--- BEGIN ---
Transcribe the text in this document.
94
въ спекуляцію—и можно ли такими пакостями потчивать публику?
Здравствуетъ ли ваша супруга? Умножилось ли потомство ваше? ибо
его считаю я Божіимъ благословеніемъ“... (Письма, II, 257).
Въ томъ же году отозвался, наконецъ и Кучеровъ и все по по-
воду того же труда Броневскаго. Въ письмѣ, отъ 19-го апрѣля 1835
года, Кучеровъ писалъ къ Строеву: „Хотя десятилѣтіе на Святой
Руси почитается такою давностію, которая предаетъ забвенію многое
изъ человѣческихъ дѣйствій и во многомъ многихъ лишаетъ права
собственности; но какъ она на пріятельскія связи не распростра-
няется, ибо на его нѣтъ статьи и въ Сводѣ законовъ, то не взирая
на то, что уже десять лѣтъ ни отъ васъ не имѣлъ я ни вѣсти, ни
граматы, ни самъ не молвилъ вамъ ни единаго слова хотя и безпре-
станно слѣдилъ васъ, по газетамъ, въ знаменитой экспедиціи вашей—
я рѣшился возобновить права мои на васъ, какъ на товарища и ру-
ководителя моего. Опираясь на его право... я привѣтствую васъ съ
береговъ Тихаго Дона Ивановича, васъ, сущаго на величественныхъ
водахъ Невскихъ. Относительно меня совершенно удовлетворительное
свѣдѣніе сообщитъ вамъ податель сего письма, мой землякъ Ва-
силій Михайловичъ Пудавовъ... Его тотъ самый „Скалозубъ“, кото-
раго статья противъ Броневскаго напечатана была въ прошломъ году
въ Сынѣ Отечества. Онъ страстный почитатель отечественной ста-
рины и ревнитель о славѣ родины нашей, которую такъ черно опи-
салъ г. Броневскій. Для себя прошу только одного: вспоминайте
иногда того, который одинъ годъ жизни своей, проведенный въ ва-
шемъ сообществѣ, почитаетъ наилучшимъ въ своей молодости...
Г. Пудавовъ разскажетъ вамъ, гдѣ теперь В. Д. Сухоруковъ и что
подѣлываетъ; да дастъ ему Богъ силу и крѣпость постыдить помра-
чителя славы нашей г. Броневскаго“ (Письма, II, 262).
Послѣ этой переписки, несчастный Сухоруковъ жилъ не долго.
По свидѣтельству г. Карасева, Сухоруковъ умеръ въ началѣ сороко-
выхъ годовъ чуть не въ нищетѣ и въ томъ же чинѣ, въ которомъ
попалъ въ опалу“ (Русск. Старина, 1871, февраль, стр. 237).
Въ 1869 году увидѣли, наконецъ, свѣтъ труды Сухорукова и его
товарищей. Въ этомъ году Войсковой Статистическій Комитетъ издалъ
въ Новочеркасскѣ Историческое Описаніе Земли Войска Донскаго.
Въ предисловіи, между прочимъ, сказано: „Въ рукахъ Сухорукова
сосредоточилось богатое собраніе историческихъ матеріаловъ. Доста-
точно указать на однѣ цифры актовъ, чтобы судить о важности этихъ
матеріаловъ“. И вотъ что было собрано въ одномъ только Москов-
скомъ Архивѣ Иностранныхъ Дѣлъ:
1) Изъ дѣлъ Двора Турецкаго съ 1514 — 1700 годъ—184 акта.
--- END ---
WRITTEN PROBLEM:
Scan the lines for the string "того". Pick out every line that has it.

FINAL RESULT:
воду того же труда Броневскаго. Въ письмѣ, отъ 19-го апрѣля 1835
иногда того, который одинъ годъ жизни своей, проведенный въ ва-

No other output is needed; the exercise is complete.